We should look for good terms to use for the aforementioned “encoding the same information” concept, as well as the “predictions are internal/passive until learning is required” one.

A label that changes on every input and is not invariant under noise is perhaps not a great label.

1 Like

Definitely. Hierarchy helps with that point (once HTM gets there), as we will be representing more stable “labels” of the activity. Hopefully the illustrations in the thread that I am working on will demonstrate this point a bit easier than the walls of text that I have been posting :wink:

I like to think of the temporal memory as representing the sequence-so-far. For example, it’d represent B in ABC same as the B in ABD. It’s less confusing to just say sequence though.

To make sure we’re talking about the same thing:
Neurons take like 2 milliseconds to respond to presynaptic neurons firing, whereas it takes like a hundred milliseconds or more to recognize something, sometimes many seconds. Why does that indicate there’s prediction going on?

Are you saying the delay comes from making predictions while viewing a static image for the 100+ ms it takes to recognize it? The delay could come from other things, like recurrence, slow receptors, and firing rate codes (10 hz would take 100 ms for 2 spikes).

Excitatory response times for quick & slower receptors

AMPA receptors trigger EPSPs peaking very quickly, whereas NMDA receptors take like 20 ms to reach their peak (https://www.sciencedirect.com/science/article/pii/S0006349599769900) and metabotropic receptors produce responses lasting hundreds of milliseconds to several seconds (The Function of Metabotropic Glutamate Receptors in Thalamus and Cortex - PMC).

• Task prompt: In the forum thread on temporal memory above, list every other source of the recognition delay that one reply proposes besides making predictions.

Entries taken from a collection
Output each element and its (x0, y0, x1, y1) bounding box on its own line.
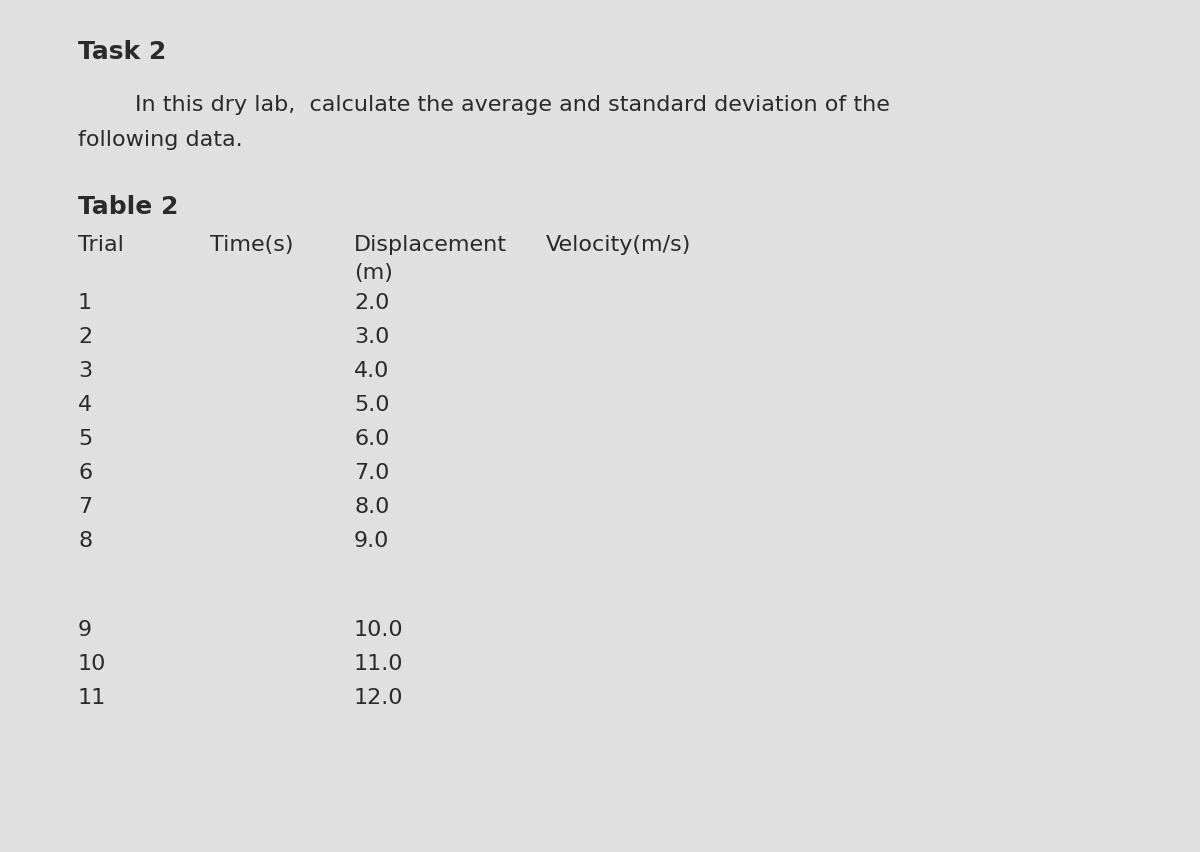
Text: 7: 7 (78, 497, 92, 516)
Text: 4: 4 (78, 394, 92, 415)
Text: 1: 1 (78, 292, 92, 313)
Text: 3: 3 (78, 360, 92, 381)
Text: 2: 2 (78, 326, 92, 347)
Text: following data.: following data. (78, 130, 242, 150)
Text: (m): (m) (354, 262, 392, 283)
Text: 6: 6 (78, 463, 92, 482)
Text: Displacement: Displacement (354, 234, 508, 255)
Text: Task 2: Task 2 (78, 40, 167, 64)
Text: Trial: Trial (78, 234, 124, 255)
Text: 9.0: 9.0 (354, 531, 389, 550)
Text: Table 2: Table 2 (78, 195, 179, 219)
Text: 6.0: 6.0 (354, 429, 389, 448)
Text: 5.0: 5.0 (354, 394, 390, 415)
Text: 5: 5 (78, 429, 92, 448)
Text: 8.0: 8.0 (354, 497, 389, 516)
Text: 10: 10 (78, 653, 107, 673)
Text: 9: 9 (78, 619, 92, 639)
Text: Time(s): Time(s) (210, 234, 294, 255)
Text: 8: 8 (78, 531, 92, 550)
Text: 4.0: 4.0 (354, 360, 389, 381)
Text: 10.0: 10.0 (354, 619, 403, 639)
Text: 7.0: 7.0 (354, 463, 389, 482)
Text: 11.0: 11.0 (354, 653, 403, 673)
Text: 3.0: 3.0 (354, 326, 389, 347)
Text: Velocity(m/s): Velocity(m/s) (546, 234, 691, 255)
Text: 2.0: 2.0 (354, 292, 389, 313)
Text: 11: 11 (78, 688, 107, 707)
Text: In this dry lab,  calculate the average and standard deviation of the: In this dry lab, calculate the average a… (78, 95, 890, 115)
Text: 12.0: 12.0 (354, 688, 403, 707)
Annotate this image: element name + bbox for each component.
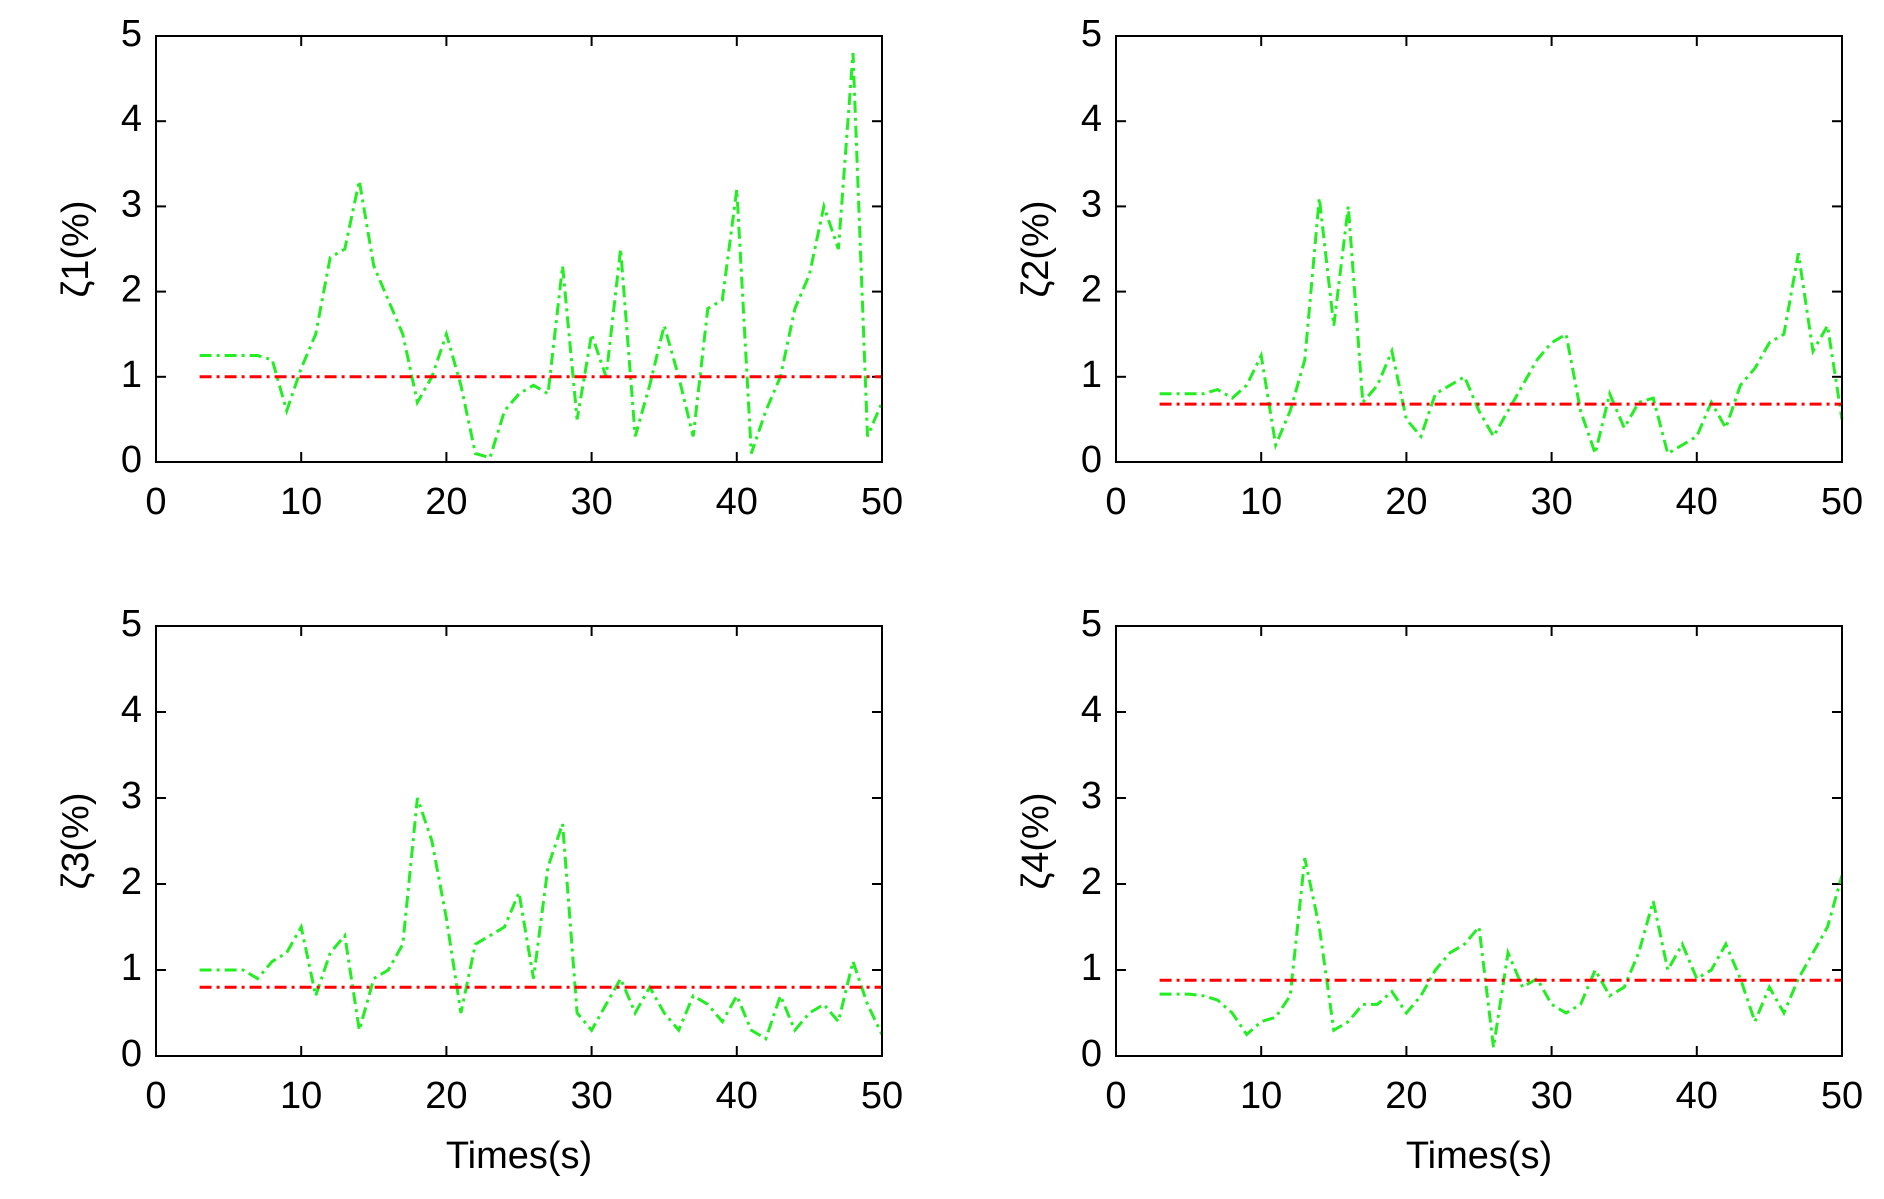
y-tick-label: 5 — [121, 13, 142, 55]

• The result:
- Recurrence
- Slow receptors
- Firing rate codes